** Challenge **
The records that follow must be reproduced in full, exactly as written.

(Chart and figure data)
....

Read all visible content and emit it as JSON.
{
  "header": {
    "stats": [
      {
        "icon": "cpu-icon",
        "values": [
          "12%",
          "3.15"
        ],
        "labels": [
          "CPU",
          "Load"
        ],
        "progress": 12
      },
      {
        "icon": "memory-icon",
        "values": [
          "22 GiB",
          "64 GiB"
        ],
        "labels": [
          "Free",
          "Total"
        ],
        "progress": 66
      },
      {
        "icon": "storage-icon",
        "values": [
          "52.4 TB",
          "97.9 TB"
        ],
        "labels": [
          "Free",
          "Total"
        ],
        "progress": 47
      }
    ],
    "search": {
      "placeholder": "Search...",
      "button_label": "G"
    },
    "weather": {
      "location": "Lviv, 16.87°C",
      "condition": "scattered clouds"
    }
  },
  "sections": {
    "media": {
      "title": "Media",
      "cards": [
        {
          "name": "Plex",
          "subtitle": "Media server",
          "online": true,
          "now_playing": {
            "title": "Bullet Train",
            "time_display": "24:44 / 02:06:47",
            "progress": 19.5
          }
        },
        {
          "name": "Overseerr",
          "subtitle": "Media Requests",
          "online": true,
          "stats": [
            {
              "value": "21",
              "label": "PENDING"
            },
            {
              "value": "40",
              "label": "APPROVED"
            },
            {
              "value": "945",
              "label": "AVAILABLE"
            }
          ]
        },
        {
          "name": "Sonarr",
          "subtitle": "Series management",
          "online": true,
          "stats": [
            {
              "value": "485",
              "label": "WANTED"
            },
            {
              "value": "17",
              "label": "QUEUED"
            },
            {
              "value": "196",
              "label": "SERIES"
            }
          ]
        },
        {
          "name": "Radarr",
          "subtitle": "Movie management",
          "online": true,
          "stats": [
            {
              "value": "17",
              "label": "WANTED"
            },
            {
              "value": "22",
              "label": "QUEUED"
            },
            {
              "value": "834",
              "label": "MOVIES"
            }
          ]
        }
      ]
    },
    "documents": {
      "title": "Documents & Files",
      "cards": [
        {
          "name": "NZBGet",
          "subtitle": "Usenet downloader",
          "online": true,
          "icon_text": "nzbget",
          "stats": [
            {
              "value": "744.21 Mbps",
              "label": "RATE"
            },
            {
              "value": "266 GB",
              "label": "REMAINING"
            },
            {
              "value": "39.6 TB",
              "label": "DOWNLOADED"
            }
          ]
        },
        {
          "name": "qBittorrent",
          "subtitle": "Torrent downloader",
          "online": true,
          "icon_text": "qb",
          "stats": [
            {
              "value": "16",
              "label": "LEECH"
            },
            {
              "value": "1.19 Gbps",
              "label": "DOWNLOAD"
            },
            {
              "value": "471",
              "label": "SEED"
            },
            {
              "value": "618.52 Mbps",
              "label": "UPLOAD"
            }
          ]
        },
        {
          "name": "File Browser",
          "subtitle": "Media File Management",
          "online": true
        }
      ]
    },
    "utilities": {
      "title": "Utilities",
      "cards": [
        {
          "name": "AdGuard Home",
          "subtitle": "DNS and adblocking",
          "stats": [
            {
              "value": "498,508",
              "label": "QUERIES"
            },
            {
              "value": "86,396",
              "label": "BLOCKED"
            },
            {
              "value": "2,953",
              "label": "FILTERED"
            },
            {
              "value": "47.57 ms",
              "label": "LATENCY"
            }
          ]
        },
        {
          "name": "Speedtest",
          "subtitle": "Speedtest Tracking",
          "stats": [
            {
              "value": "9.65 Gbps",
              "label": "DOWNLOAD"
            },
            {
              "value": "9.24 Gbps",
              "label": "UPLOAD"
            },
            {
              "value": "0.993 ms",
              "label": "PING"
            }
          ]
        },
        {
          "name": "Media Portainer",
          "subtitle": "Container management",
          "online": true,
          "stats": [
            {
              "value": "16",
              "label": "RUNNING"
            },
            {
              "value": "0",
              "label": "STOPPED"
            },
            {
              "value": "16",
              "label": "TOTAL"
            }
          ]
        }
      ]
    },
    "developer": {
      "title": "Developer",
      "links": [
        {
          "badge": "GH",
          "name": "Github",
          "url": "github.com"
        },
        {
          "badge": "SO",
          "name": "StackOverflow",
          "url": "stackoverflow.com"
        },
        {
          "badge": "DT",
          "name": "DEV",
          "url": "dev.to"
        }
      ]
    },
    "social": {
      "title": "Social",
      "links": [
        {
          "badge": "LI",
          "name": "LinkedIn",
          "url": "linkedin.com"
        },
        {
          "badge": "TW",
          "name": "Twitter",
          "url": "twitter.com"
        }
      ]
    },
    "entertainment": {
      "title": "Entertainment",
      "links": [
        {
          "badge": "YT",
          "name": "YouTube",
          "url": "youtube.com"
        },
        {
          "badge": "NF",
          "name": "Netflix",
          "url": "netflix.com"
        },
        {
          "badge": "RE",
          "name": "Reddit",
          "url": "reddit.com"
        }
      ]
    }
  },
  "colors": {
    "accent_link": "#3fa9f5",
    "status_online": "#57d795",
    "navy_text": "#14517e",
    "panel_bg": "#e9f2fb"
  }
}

....

** Written answer **
Read all visible content and emit it as JSON.
{
  "header": {
    "stats": [
      {
        "icon": "cpu-icon",
        "values": [
          "12%",
          "3.15"
        ],
        "labels": [
          "CPU",
          "Load"
        ],
        "progress": 12
      },
      {
        "icon": "memory-icon",
        "values": [
          "22 GiB",
          "64 GiB"
        ],
        "labels": [
          "Free",
          "Total"
        ],
        "progress": 66
      },
      {
        "icon": "storage-icon",
        "values": [
          "52.4 TB",
          "97.9 TB"
        ],
        "labels": [
          "Free",
          "Total"
        ],
        "progress": 47
      }
    ],
    "search": {
      "placeholder": "Search...",
      "button_label": "G"
    },
    "weather": {
      "location": "Lviv, 16.87°C",
      "condition": "scattered clouds"
    }
  },
  "sections": {
    "media": {
      "title": "Media",
      "cards": [
        {
          "name": "Plex",
          "subtitle": "Media server",
          "online": true,
          "now_playing": {
            "title": "Bullet Train",
            "time_display": "24:44 / 02:06:47",
            "progress": 19.5
          }
        },
        {
          "name": "Overseerr",
          "subtitle": "Media Requests",
          "online": true,
          "stats": [
            {
              "value": "21",
              "label": "PENDING"
            },
            {
              "value": "40",
              "label": "APPROVED"
            },
            {
              "value": "945",
              "label": "AVAILABLE"
            }
          ]
        },
        {
          "name": "Sonarr",
          "subtitle": "Series management",
          "online": true,
          "stats": [
            {
              "value": "485",
              "label": "WANTED"
            },
            {
              "value": "17",
              "label": "QUEUED"
            },
            {
              "value": "196",
              "label": "SERIES"
            }
          ]
        },
        {
          "name": "Radarr",
          "subtitle": "Movie management",
          "online": true,
          "stats": [
            {
              "value": "17",
              "label": "WANTED"
            },
            {
              "value": "22",
              "label": "QUEUED"
            },
            {
              "value": "834",
              "label": "MOVIES"
            }
          ]
        }
      ]
    },
    "documents": {
      "title": "Documents & Files",
      "cards": [
        {
          "name": "NZBGet",
          "subtitle": "Usenet downloader",
          "online": true,
          "icon_text": "nzbget",
          "stats": [
            {
              "value": "744.21 Mbps",
              "label": "RATE"
            },
            {
              "value": "266 GB",
              "label": "REMAINING"
            },
            {
              "value": "39.6 TB",
              "label": "DOWNLOADED"
            }
          ]
        },
        {
          "name": "qBittorrent",
          "subtitle": "Torrent downloader",
          "online": true,
          "icon_text": "qb",
          "stats": [
            {
              "value": "16",
              "label": "LEECH"
            },
            {
              "value": "1.19 Gbps",
              "label": "DOWNLOAD"
            },
            {
              "value": "471",
              "label": "SEED"
            },
            {
              "value": "618.52 Mbps",
              "label": "UPLOAD"
            }
          ]
        },
        {
          "name": "File Browser",
          "subtitle": "Media File Management",
          "online": true
        }
      ]
    },
    "utilities": {
      "title": "Utilities",
      "cards": [
        {
          "name": "AdGuard Home",
          "subtitle": "DNS and adblocking",
          "stats": [
            {
              "value": "498,508",
              "label": "QUERIES"
            },
            {
              "value": "86,396",
              "label": "BLOCKED"
            },
            {
              "value": "2,953",
              "label": "FILTERED"
            },
            {
              "value": "47.57 ms",
              "label": "LATENCY"
            }
          ]
        },
        {
          "name": "Speedtest",
          "subtitle": "Speedtest Tracking",
          "stats": [
            {
              "value": "9.65 Gbps",
              "label": "DOWNLOAD"
            },
            {
              "value": "9.24 Gbps",
              "label": "UPLOAD"
            },
            {
              "value": "0.993 ms",
              "label": "PING"
            }
          ]
        },
        {
          "name": "Media Portainer",
          "subtitle": "Container management",
          "online": true,
          "stats": [
            {
              "value": "16",
              "label": "RUNNING"
            },
            {
              "value": "0",
              "label": "STOPPED"
            },
            {
              "value": "16",
              "label": "TOTAL"
            }
          ]
        }
      ]
    },
    "developer": {
      "title": "Developer",
      "links": [
        {
          "badge": "GH",
          "name": "Github",
          "url": "github.com"
        },
        {
          "badge": "SO",
          "name": "StackOverflow",
          "url": "stackoverflow.com"
        },
        {
          "badge": "DT",
          "name": "DEV",
          "url": "dev.to"
        }
      ]
    },
    "social": {
      "title": "Social",
      "links": [
        {
          "badge": "LI",
          "name": "LinkedIn",
          "url": "linkedin.com"
        },
        {
          "badge": "TW",
          "name": "Twitter",
          "url": "twitter.com"
        }
      ]
    },
    "entertainment": {
      "title": "Entertainment",
      "links": [
        {
          "badge": "YT",
          "name": "YouTube",
          "url": "youtube.com"
        },
        {
          "badge": "NF",
          "name": "Netflix",
          "url": "netflix.com"
        },
        {
          "badge": "RE",
          "name": "Reddit",
          "url": "reddit.com"
        }
      ]
    }
  },
  "colors": {
    "accent_link": "#3fa9f5",
    "status_online": "#57d795",
    "navy_text": "#14517e",
    "panel_bg": "#e9f2fb"
  }
}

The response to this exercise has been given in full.